TASK TO COMPLETE:
Could you count the lines in the entries beneath that hold the word "early"? Respond with the number alone.

INPUT:
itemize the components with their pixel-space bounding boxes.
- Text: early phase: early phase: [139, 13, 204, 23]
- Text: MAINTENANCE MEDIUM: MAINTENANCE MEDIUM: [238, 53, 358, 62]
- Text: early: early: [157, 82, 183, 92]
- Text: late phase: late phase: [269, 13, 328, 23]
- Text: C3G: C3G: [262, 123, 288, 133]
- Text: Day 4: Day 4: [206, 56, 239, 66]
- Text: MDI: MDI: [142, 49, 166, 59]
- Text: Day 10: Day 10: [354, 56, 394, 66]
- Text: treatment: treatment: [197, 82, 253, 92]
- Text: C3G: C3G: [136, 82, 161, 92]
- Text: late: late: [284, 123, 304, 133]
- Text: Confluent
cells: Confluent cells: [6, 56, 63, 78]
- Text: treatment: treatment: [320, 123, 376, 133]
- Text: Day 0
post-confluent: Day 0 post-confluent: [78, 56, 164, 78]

WRITTEN SOLUTION:
2